- [Problem statement]: The entries below need to be written out exactly, with no pictures included.

Data extracted from a collection
::::
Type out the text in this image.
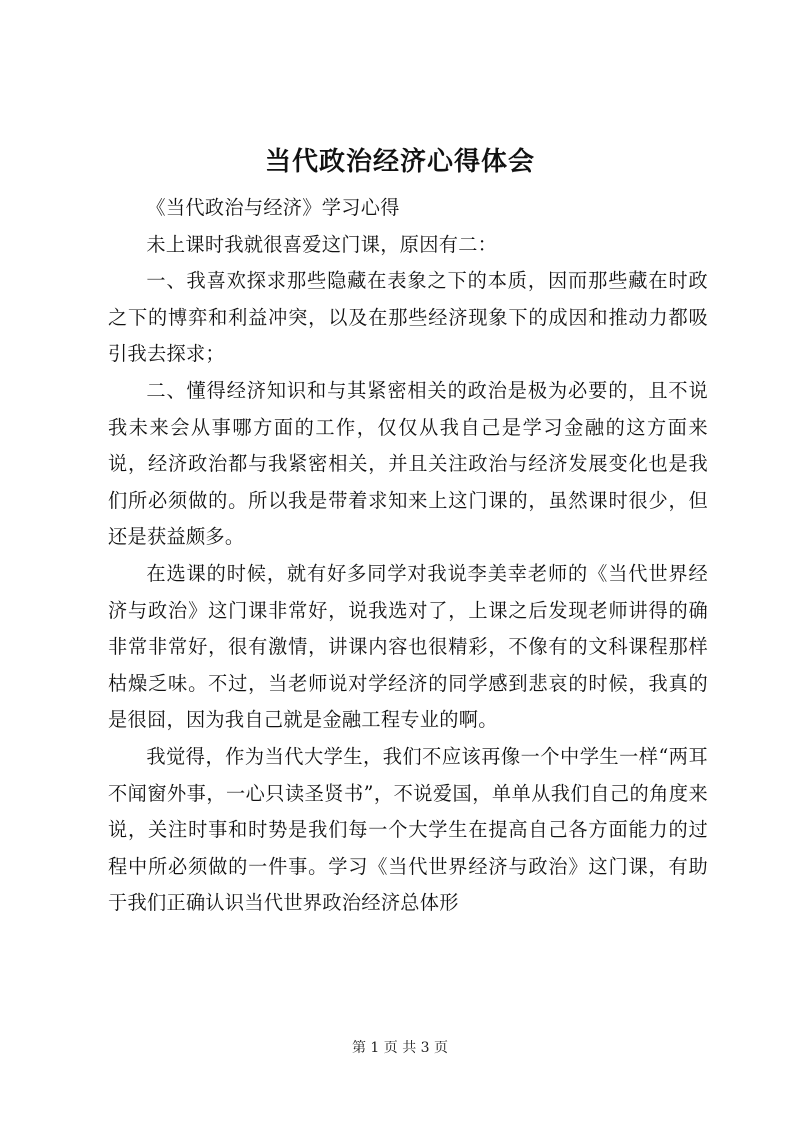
当代政治经济心得体会

《当代政治与经济》学习心得

未上课时我就很喜爱这门课，原因有二：

一、我喜欢探求那些隐藏在表象之下的本质，因而那些藏在时政之下的博弈和利益冲突，以及在那些经济现象下的成因和推动力都吸引我去探求；

二、懂得经济知识和与其紧密相关的政治是极为必要的，且不说我未来会从事哪方面的工作，仅仅从我自己是学习金融的这方面来说，经济政治都与我紧密相关，并且关注政治与经济发展变化也是我们所必须做的。所以我是带着求知来上这门课的，虽然课时很少，但还是获益颇多。

在选课的时候，就有好多同学对我说李美幸老师的《当代世界经济与政治》这门课非常好，说我选对了，上课之后发现老师讲得的确非常非常好，很有激情，讲课内容也很精彩，不像有的文科课程那样枯燥乏味。不过，当老师说对学经济的同学感到悲哀的时候，我真的是很囧，因为我自己就是金融工程专业的啊。

我觉得，作为当代大学生，我们不应该再像一个中学生一样“两耳不闻窗外事，一心只读圣贤书”，不说爱国，单单从我们自己的角度来说，关注时事和时势是我们每一个大学生在提高自己各方面能力的过程中所必须做的一件事。学习《当代世界经济与政治》这门课，有助于我们正确认识当代世界政治经济总体形

第 1 页 共 3 页
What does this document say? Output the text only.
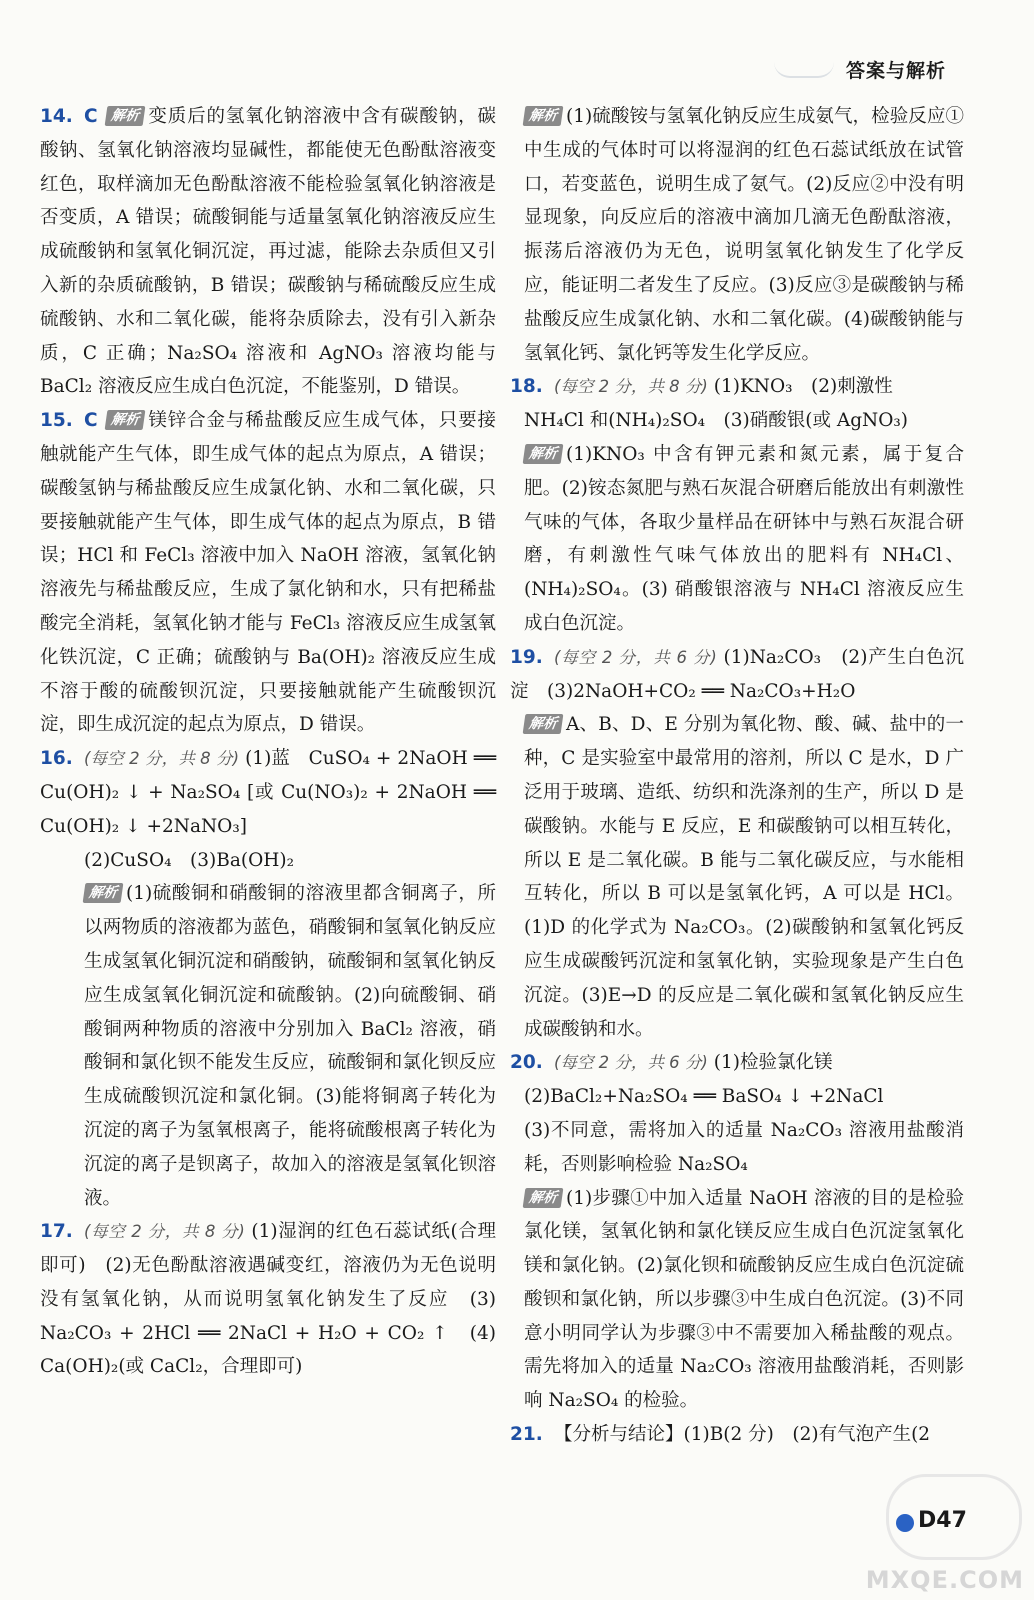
答案与解析

14. C 解析 变质后的氢氧化钠溶液中含有碳酸钠，碳酸钠、氢氧化钠溶液均显碱性，都能使无色酚酞溶液变红色，取样滴加无色酚酞溶液不能检验氢氧化钠溶液是否变质，A 错误；硫酸铜能与适量氢氧化钠溶液反应生成硫酸钠和氢氧化铜沉淀，再过滤，能除去杂质但又引入新的杂质硫酸钠，B 错误；碳酸钠与稀硫酸反应生成硫酸钠、水和二氧化碳，能将杂质除去，没有引入新杂质，C 正确；Na₂SO₄ 溶液和 AgNO₃ 溶液均能与 BaCl₂ 溶液反应生成白色沉淀，不能鉴别，D 错误。

15. C 解析 镁锌合金与稀盐酸反应生成气体，只要接触就能产生气体，即生成气体的起点为原点，A 错误；碳酸氢钠与稀盐酸反应生成氯化钠、水和二氧化碳，只要接触就能产生气体，即生成气体的起点为原点，B 错误；HCl 和 FeCl₃ 溶液中加入 NaOH 溶液，氢氧化钠溶液先与稀盐酸反应，生成了氯化钠和水，只有把稀盐酸完全消耗，氢氧化钠才能与 FeCl₃ 溶液反应生成氢氧化铁沉淀，C 正确；硫酸钠与 Ba(OH)₂ 溶液反应生成不溶于酸的硫酸钡沉淀，只要接触就能产生硫酸钡沉淀，即生成沉淀的起点为原点，D 错误。

16. (每空 2 分，共 8 分) (1)蓝　CuSO₄ + 2NaOH ══ Cu(OH)₂ ↓ + Na₂SO₄ [或 Cu(NO₃)₂ + 2NaOH ══ Cu(OH)₂ ↓ +2NaNO₃]

(2)CuSO₄　(3)Ba(OH)₂

解析 (1)硫酸铜和硝酸铜的溶液里都含铜离子，所以两物质的溶液都为蓝色，硝酸铜和氢氧化钠反应生成氢氧化铜沉淀和硝酸钠，硫酸铜和氢氧化钠反应生成氢氧化铜沉淀和硫酸钠。(2)向硫酸铜、硝酸铜两种物质的溶液中分别加入 BaCl₂ 溶液，硝酸铜和氯化钡不能发生反应，硫酸铜和氯化钡反应生成硫酸钡沉淀和氯化铜。(3)能将铜离子转化为沉淀的离子为氢氧根离子，能将硫酸根离子转化为沉淀的离子是钡离子，故加入的溶液是氢氧化钡溶液。

17. (每空 2 分，共 8 分) (1)湿润的红色石蕊试纸(合理即可)　(2)无色酚酞溶液遇碱变红，溶液仍为无色说明没有氢氧化钠，从而说明氢氧化钠发生了反应　(3) Na₂CO₃ + 2HCl ══ 2NaCl + H₂O + CO₂ ↑　(4) Ca(OH)₂(或 CaCl₂，合理即可)

解析 (1)硫酸铵与氢氧化钠反应生成氨气，检验反应①中生成的气体时可以将湿润的红色石蕊试纸放在试管口，若变蓝色，说明生成了氨气。(2)反应②中没有明显现象，向反应后的溶液中滴加几滴无色酚酞溶液，振荡后溶液仍为无色，说明氢氧化钠发生了化学反应，能证明二者发生了反应。(3)反应③是碳酸钠与稀盐酸反应生成氯化钠、水和二氧化碳。(4)碳酸钠能与氢氧化钙、氯化钙等发生化学反应。

18. (每空 2 分，共 8 分) (1)KNO₃　(2)刺激性

NH₄Cl 和(NH₄)₂SO₄　(3)硝酸银(或 AgNO₃)

解析 (1)KNO₃ 中含有钾元素和氮元素，属于复合肥。(2)铵态氮肥与熟石灰混合研磨后能放出有刺激性气味的气体，各取少量样品在研钵中与熟石灰混合研磨，有刺激性气味气体放出的肥料有 NH₄Cl、(NH₄)₂SO₄。(3) 硝酸银溶液与 NH₄Cl 溶液反应生成白色沉淀。

19. (每空 2 分，共 6 分) (1)Na₂CO₃　(2)产生白色沉淀　(3)2NaOH+CO₂ ══ Na₂CO₃+H₂O

解析 A、B、D、E 分别为氧化物、酸、碱、盐中的一种，C 是实验室中最常用的溶剂，所以 C 是水，D 广泛用于玻璃、造纸、纺织和洗涤剂的生产，所以 D 是碳酸钠。水能与 E 反应，E 和碳酸钠可以相互转化，所以 E 是二氧化碳。B 能与二氧化碳反应，与水能相互转化，所以 B 可以是氢氧化钙，A 可以是 HCl。(1)D 的化学式为 Na₂CO₃。(2)碳酸钠和氢氧化钙反应生成碳酸钙沉淀和氢氧化钠，实验现象是产生白色沉淀。(3)E→D 的反应是二氧化碳和氢氧化钠反应生成碳酸钠和水。

20. (每空 2 分，共 6 分) (1)检验氯化镁

(2)BaCl₂+Na₂SO₄ ══ BaSO₄ ↓ +2NaCl

(3)不同意，需将加入的适量 Na₂CO₃ 溶液用盐酸消耗，否则影响检验 Na₂SO₄

解析 (1)步骤①中加入适量 NaOH 溶液的目的是检验氯化镁，氢氧化钠和氯化镁反应生成白色沉淀氢氧化镁和氯化钠。(2)氯化钡和硫酸钠反应生成白色沉淀硫酸钡和氯化钠，所以步骤③中生成白色沉淀。(3)不同意小明同学认为步骤③中不需要加入稀盐酸的观点。需先将加入的适量 Na₂CO₃ 溶液用盐酸消耗，否则影响 Na₂SO₄ 的检验。

21. 【分析与结论】(1)B(2 分)　(2)有气泡产生(2

D47
MXQE.COM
::::
- [Final result]:
Type out the text in this image.
当代政治经济心得体会

《当代政治与经济》学习心得

未上课时我就很喜爱这门课，原因有二：

一、我喜欢探求那些隐藏在表象之下的本质，因而那些藏在时政之下的博弈和利益冲突，以及在那些经济现象下的成因和推动力都吸引我去探求；

二、懂得经济知识和与其紧密相关的政治是极为必要的，且不说我未来会从事哪方面的工作，仅仅从我自己是学习金融的这方面来说，经济政治都与我紧密相关，并且关注政治与经济发展变化也是我们所必须做的。所以我是带着求知来上这门课的，虽然课时很少，但还是获益颇多。

在选课的时候，就有好多同学对我说李美幸老师的《当代世界经济与政治》这门课非常好，说我选对了，上课之后发现老师讲得的确非常非常好，很有激情，讲课内容也很精彩，不像有的文科课程那样枯燥乏味。不过，当老师说对学经济的同学感到悲哀的时候，我真的是很囧，因为我自己就是金融工程专业的啊。

我觉得，作为当代大学生，我们不应该再像一个中学生一样“两耳不闻窗外事，一心只读圣贤书”，不说爱国，单单从我们自己的角度来说，关注时事和时势是我们每一个大学生在提高自己各方面能力的过程中所必须做的一件事。学习《当代世界经济与政治》这门课，有助于我们正确认识当代世界政治经济总体形

第 1 页 共 3 页
What does this document say? Output the text only.
答案与解析

14. C 解析 变质后的氢氧化钠溶液中含有碳酸钠，碳酸钠、氢氧化钠溶液均显碱性，都能使无色酚酞溶液变红色，取样滴加无色酚酞溶液不能检验氢氧化钠溶液是否变质，A 错误；硫酸铜能与适量氢氧化钠溶液反应生成硫酸钠和氢氧化铜沉淀，再过滤，能除去杂质但又引入新的杂质硫酸钠，B 错误；碳酸钠与稀硫酸反应生成硫酸钠、水和二氧化碳，能将杂质除去，没有引入新杂质，C 正确；Na₂SO₄ 溶液和 AgNO₃ 溶液均能与 BaCl₂ 溶液反应生成白色沉淀，不能鉴别，D 错误。

15. C 解析 镁锌合金与稀盐酸反应生成气体，只要接触就能产生气体，即生成气体的起点为原点，A 错误；碳酸氢钠与稀盐酸反应生成氯化钠、水和二氧化碳，只要接触就能产生气体，即生成气体的起点为原点，B 错误；HCl 和 FeCl₃ 溶液中加入 NaOH 溶液，氢氧化钠溶液先与稀盐酸反应，生成了氯化钠和水，只有把稀盐酸完全消耗，氢氧化钠才能与 FeCl₃ 溶液反应生成氢氧化铁沉淀，C 正确；硫酸钠与 Ba(OH)₂ 溶液反应生成不溶于酸的硫酸钡沉淀，只要接触就能产生硫酸钡沉淀，即生成沉淀的起点为原点，D 错误。

16. (每空 2 分，共 8 分) (1)蓝　CuSO₄ + 2NaOH ══ Cu(OH)₂ ↓ + Na₂SO₄ [或 Cu(NO₃)₂ + 2NaOH ══ Cu(OH)₂ ↓ +2NaNO₃]

(2)CuSO₄　(3)Ba(OH)₂

解析 (1)硫酸铜和硝酸铜的溶液里都含铜离子，所以两物质的溶液都为蓝色，硝酸铜和氢氧化钠反应生成氢氧化铜沉淀和硝酸钠，硫酸铜和氢氧化钠反应生成氢氧化铜沉淀和硫酸钠。(2)向硫酸铜、硝酸铜两种物质的溶液中分别加入 BaCl₂ 溶液，硝酸铜和氯化钡不能发生反应，硫酸铜和氯化钡反应生成硫酸钡沉淀和氯化铜。(3)能将铜离子转化为沉淀的离子为氢氧根离子，能将硫酸根离子转化为沉淀的离子是钡离子，故加入的溶液是氢氧化钡溶液。

17. (每空 2 分，共 8 分) (1)湿润的红色石蕊试纸(合理即可)　(2)无色酚酞溶液遇碱变红，溶液仍为无色说明没有氢氧化钠，从而说明氢氧化钠发生了反应　(3) Na₂CO₃ + 2HCl ══ 2NaCl + H₂O + CO₂ ↑　(4) Ca(OH)₂(或 CaCl₂，合理即可)

解析 (1)硫酸铵与氢氧化钠反应生成氨气，检验反应①中生成的气体时可以将湿润的红色石蕊试纸放在试管口，若变蓝色，说明生成了氨气。(2)反应②中没有明显现象，向反应后的溶液中滴加几滴无色酚酞溶液，振荡后溶液仍为无色，说明氢氧化钠发生了化学反应，能证明二者发生了反应。(3)反应③是碳酸钠与稀盐酸反应生成氯化钠、水和二氧化碳。(4)碳酸钠能与氢氧化钙、氯化钙等发生化学反应。

18. (每空 2 分，共 8 分) (1)KNO₃　(2)刺激性

NH₄Cl 和(NH₄)₂SO₄　(3)硝酸银(或 AgNO₃)

解析 (1)KNO₃ 中含有钾元素和氮元素，属于复合肥。(2)铵态氮肥与熟石灰混合研磨后能放出有刺激性气味的气体，各取少量样品在研钵中与熟石灰混合研磨，有刺激性气味气体放出的肥料有 NH₄Cl、(NH₄)₂SO₄。(3) 硝酸银溶液与 NH₄Cl 溶液反应生成白色沉淀。

19. (每空 2 分，共 6 分) (1)Na₂CO₃　(2)产生白色沉淀　(3)2NaOH+CO₂ ══ Na₂CO₃+H₂O

解析 A、B、D、E 分别为氧化物、酸、碱、盐中的一种，C 是实验室中最常用的溶剂，所以 C 是水，D 广泛用于玻璃、造纸、纺织和洗涤剂的生产，所以 D 是碳酸钠。水能与 E 反应，E 和碳酸钠可以相互转化，所以 E 是二氧化碳。B 能与二氧化碳反应，与水能相互转化，所以 B 可以是氢氧化钙，A 可以是 HCl。(1)D 的化学式为 Na₂CO₃。(2)碳酸钠和氢氧化钙反应生成碳酸钙沉淀和氢氧化钠，实验现象是产生白色沉淀。(3)E→D 的反应是二氧化碳和氢氧化钠反应生成碳酸钠和水。

20. (每空 2 分，共 6 分) (1)检验氯化镁

(2)BaCl₂+Na₂SO₄ ══ BaSO₄ ↓ +2NaCl

(3)不同意，需将加入的适量 Na₂CO₃ 溶液用盐酸消耗，否则影响检验 Na₂SO₄

解析 (1)步骤①中加入适量 NaOH 溶液的目的是检验氯化镁，氢氧化钠和氯化镁反应生成白色沉淀氢氧化镁和氯化钠。(2)氯化钡和硫酸钠反应生成白色沉淀硫酸钡和氯化钠，所以步骤③中生成白色沉淀。(3)不同意小明同学认为步骤③中不需要加入稀盐酸的观点。需先将加入的适量 Na₂CO₃ 溶液用盐酸消耗，否则影响 Na₂SO₄ 的检验。

21. 【分析与结论】(1)B(2 分)　(2)有气泡产生(2

D47
MXQE.COM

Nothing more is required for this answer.